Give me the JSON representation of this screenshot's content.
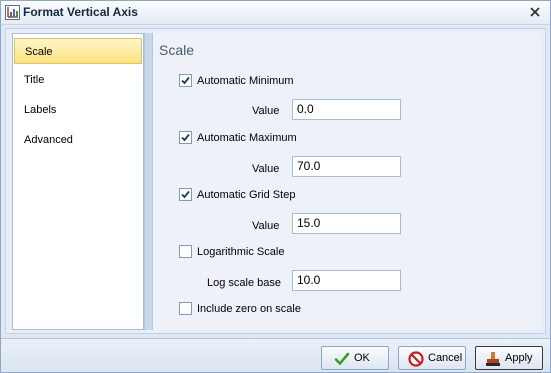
{
  "window": {
    "title": "Format Vertical Axis",
    "close_icon": "close-icon",
    "app_icon": "chart-axis-icon"
  },
  "nav": {
    "items": [
      {
        "label": "Scale",
        "active": true
      },
      {
        "label": "Title",
        "active": false
      },
      {
        "label": "Labels",
        "active": false
      },
      {
        "label": "Advanced",
        "active": false
      }
    ]
  },
  "panel": {
    "title": "Scale",
    "automatic_minimum": {
      "label": "Automatic Minimum",
      "checked": true,
      "value_label": "Value",
      "value": "0.0"
    },
    "automatic_maximum": {
      "label": "Automatic Maximum",
      "checked": true,
      "value_label": "Value",
      "value": "70.0"
    },
    "automatic_grid_step": {
      "label": "Automatic Grid Step",
      "checked": true,
      "value_label": "Value",
      "value": "15.0"
    },
    "logarithmic_scale": {
      "label": "Logarithmic Scale",
      "checked": false,
      "base_label": "Log scale base",
      "base_value": "10.0"
    },
    "include_zero": {
      "label": "Include zero on scale",
      "checked": false
    }
  },
  "buttons": {
    "ok": "OK",
    "cancel": "Cancel",
    "apply": "Apply"
  },
  "colors": {
    "accent": "#fbe27a",
    "ok_check": "#33a41c",
    "cancel_red": "#c91c1c"
  }
}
◆ ◆ ◆
= Requirements =
Make an exact copy of all the material, but keep the pictures out of it.

= The result =
Give me the JSON representation of this screenshot's content.
{
  "window": {
    "title": "Format Vertical Axis",
    "close_icon": "close-icon",
    "app_icon": "chart-axis-icon"
  },
  "nav": {
    "items": [
      {
        "label": "Scale",
        "active": true
      },
      {
        "label": "Title",
        "active": false
      },
      {
        "label": "Labels",
        "active": false
      },
      {
        "label": "Advanced",
        "active": false
      }
    ]
  },
  "panel": {
    "title": "Scale",
    "automatic_minimum": {
      "label": "Automatic Minimum",
      "checked": true,
      "value_label": "Value",
      "value": "0.0"
    },
    "automatic_maximum": {
      "label": "Automatic Maximum",
      "checked": true,
      "value_label": "Value",
      "value": "70.0"
    },
    "automatic_grid_step": {
      "label": "Automatic Grid Step",
      "checked": true,
      "value_label": "Value",
      "value": "15.0"
    },
    "logarithmic_scale": {
      "label": "Logarithmic Scale",
      "checked": false,
      "base_label": "Log scale base",
      "base_value": "10.0"
    },
    "include_zero": {
      "label": "Include zero on scale",
      "checked": false
    }
  },
  "buttons": {
    "ok": "OK",
    "cancel": "Cancel",
    "apply": "Apply"
  },
  "colors": {
    "accent": "#fbe27a",
    "ok_check": "#33a41c",
    "cancel_red": "#c91c1c"
  }
}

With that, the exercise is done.